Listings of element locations
···

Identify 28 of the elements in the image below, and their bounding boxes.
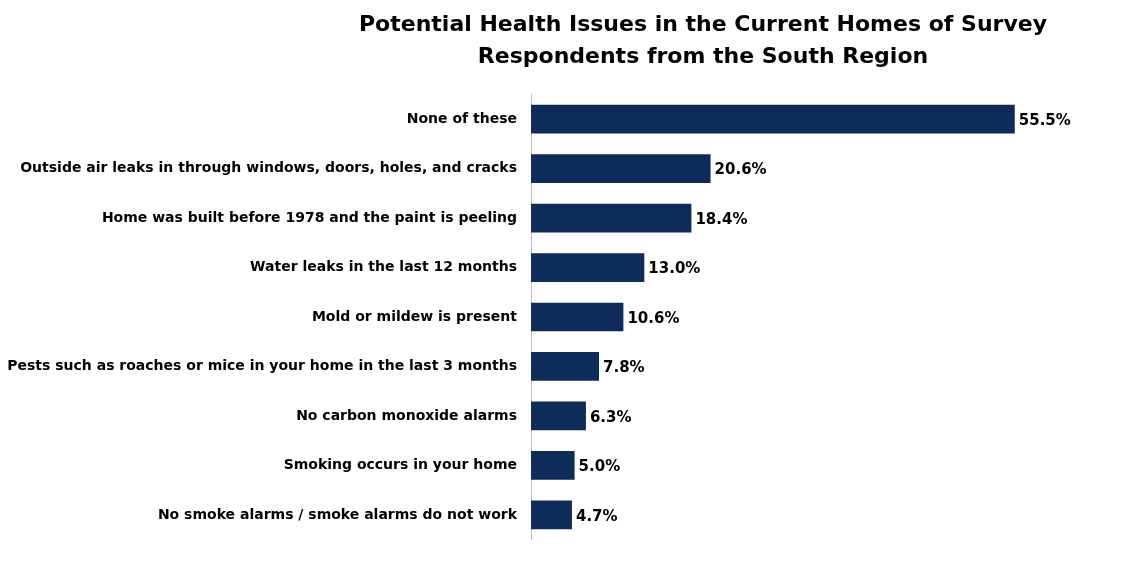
y-tick-label: Home was built before 1978 and the paint is peeling — [101, 208, 517, 225]
bar — [531, 401, 586, 431]
data-label: 20.6% — [714, 160, 767, 179]
y-tick-label: Water leaks in the last 12 months — [250, 258, 517, 275]
y-tick-label: Smoking occurs in your home — [283, 456, 517, 473]
data-label: 18.4% — [695, 209, 748, 228]
data-label: 13.0% — [648, 259, 701, 278]
bar — [531, 104, 1015, 134]
data-label: 4.7% — [575, 506, 618, 525]
data-label: 55.5% — [1018, 111, 1071, 130]
y-tick-label: No smoke alarms / smoke alarms do not work — [157, 505, 518, 522]
y-tick-label: No carbon monoxide alarms — [296, 406, 517, 423]
data-label: 5.0% — [578, 457, 621, 476]
bar — [531, 154, 711, 183]
bar — [531, 352, 599, 381]
data-label: 10.6% — [627, 308, 680, 327]
y-tick-label: Pests such as roaches or mice in your home in the last 3 months — [7, 357, 517, 374]
chart-title: Potential Health Issues in the Current Homes of Survey Respondents from the South Region — [358, 10, 1048, 70]
bar — [531, 203, 692, 233]
bar — [531, 500, 572, 530]
bar — [531, 451, 575, 480]
bar — [531, 253, 645, 282]
data-label: 7.8% — [602, 358, 645, 377]
data-label: 6.3% — [589, 407, 632, 426]
bar — [531, 302, 624, 332]
y-tick-label: None of these — [406, 109, 517, 126]
y-tick-label: Mold or mildew is present — [311, 307, 518, 324]
y-tick-label: Outside air leaks in through windows, doors, holes, and cracks — [20, 159, 517, 176]
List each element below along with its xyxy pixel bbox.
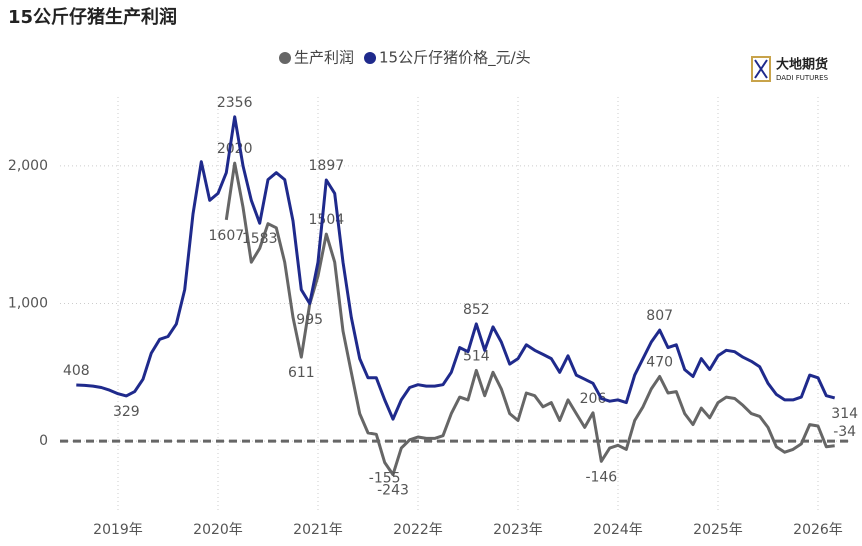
data-label: 514: [463, 348, 490, 364]
data-label: 329: [113, 404, 140, 420]
data-label: 995: [296, 312, 323, 328]
data-label: 408: [63, 363, 90, 379]
logo-sub: DADI FUTURES: [776, 74, 829, 82]
chart-title: 15公斤仔猪生产利润: [8, 6, 177, 28]
data-label: -146: [585, 469, 617, 485]
logo-icon: [754, 59, 768, 79]
data-label: 1504: [309, 212, 345, 228]
data-label: 807: [646, 308, 673, 324]
data-label: -155: [369, 471, 401, 487]
data-label: -34: [833, 424, 856, 440]
x-tick-label: 2026年: [793, 522, 843, 538]
y-tick-label: 2,000: [8, 158, 48, 174]
x-tick-label: 2019年: [93, 522, 143, 538]
data-label: 470: [646, 354, 673, 370]
legend-marker: [279, 52, 291, 64]
x-tick-label: 2021年: [293, 522, 343, 538]
y-tick-label: 0: [39, 433, 48, 449]
x-tick-label: 2022年: [393, 522, 443, 538]
x-tick-label: 2025年: [693, 522, 743, 538]
logo: 大地期货 DADI FUTURES: [751, 56, 829, 82]
data-label: 1607: [209, 228, 245, 244]
data-label: 611: [288, 365, 315, 381]
x-tick-label: 2023年: [493, 522, 543, 538]
x-tick-label: 2024年: [593, 522, 643, 538]
data-label: -243: [377, 483, 409, 499]
series-line: [224, 161, 835, 477]
data-label: 1583: [242, 231, 278, 247]
x-tick-label: 2020年: [193, 522, 243, 538]
data-label: 2020: [217, 141, 253, 157]
legend-label: 生产利润: [294, 49, 354, 67]
data-label: 1897: [309, 158, 345, 174]
legend-marker: [364, 52, 377, 64]
data-label: 852: [463, 302, 490, 318]
logo-name: 大地期货: [776, 57, 828, 73]
series-line: [76, 115, 836, 421]
legend-label: 15公斤仔猪价格_元/头: [379, 49, 531, 68]
y-tick-label: 1,000: [8, 296, 48, 312]
logo-icon: [751, 56, 771, 82]
data-label: 314: [831, 406, 858, 422]
data-label: 2356: [217, 95, 253, 111]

···

> _EXERCISE_
Which lines in the data above contain the string "legend"? Copy out each of those lines in full.

> _EXERCISE OUTPUT_
legend-marker: [279, 52, 291, 64]
legend-label: 生产利润: [294, 49, 354, 67]
legend-marker: [364, 52, 377, 64]
legend-label: 15公斤仔猪价格_元/头: [379, 49, 531, 68]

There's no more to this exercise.